"""

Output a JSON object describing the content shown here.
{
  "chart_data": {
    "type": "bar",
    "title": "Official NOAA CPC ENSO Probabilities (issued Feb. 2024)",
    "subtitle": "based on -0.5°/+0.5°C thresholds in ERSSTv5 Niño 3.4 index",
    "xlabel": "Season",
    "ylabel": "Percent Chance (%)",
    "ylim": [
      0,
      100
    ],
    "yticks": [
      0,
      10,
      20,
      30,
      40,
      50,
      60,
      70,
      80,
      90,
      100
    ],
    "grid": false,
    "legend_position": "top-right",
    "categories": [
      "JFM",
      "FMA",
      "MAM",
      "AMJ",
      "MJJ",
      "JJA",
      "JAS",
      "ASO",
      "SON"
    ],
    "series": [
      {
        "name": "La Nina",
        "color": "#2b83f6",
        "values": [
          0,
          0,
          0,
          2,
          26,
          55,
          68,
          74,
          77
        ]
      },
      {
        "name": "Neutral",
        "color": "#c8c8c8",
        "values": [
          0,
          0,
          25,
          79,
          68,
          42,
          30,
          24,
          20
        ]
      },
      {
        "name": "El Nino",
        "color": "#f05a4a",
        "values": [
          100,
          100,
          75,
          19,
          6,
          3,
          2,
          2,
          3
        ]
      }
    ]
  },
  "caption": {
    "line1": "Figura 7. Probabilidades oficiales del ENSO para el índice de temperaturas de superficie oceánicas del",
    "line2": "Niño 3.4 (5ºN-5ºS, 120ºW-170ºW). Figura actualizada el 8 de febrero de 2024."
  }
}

"""

__Aim__. Make an exact copy of the data above.

__Solution to the problem__.
Output a JSON object describing the content shown here.
{
  "chart_data": {
    "type": "bar",
    "title": "Official NOAA CPC ENSO Probabilities (issued Feb. 2024)",
    "subtitle": "based on -0.5°/+0.5°C thresholds in ERSSTv5 Niño 3.4 index",
    "xlabel": "Season",
    "ylabel": "Percent Chance (%)",
    "ylim": [
      0,
      100
    ],
    "yticks": [
      0,
      10,
      20,
      30,
      40,
      50,
      60,
      70,
      80,
      90,
      100
    ],
    "grid": false,
    "legend_position": "top-right",
    "categories": [
      "JFM",
      "FMA",
      "MAM",
      "AMJ",
      "MJJ",
      "JJA",
      "JAS",
      "ASO",
      "SON"
    ],
    "series": [
      {
        "name": "La Nina",
        "color": "#2b83f6",
        "values": [
          0,
          0,
          0,
          2,
          26,
          55,
          68,
          74,
          77
        ]
      },
      {
        "name": "Neutral",
        "color": "#c8c8c8",
        "values": [
          0,
          0,
          25,
          79,
          68,
          42,
          30,
          24,
          20
        ]
      },
      {
        "name": "El Nino",
        "color": "#f05a4a",
        "values": [
          100,
          100,
          75,
          19,
          6,
          3,
          2,
          2,
          3
        ]
      }
    ]
  },
  "caption": {
    "line1": "Figura 7. Probabilidades oficiales del ENSO para el índice de temperaturas de superficie oceánicas del",
    "line2": "Niño 3.4 (5ºN-5ºS, 120ºW-170ºW). Figura actualizada el 8 de febrero de 2024."
  }
}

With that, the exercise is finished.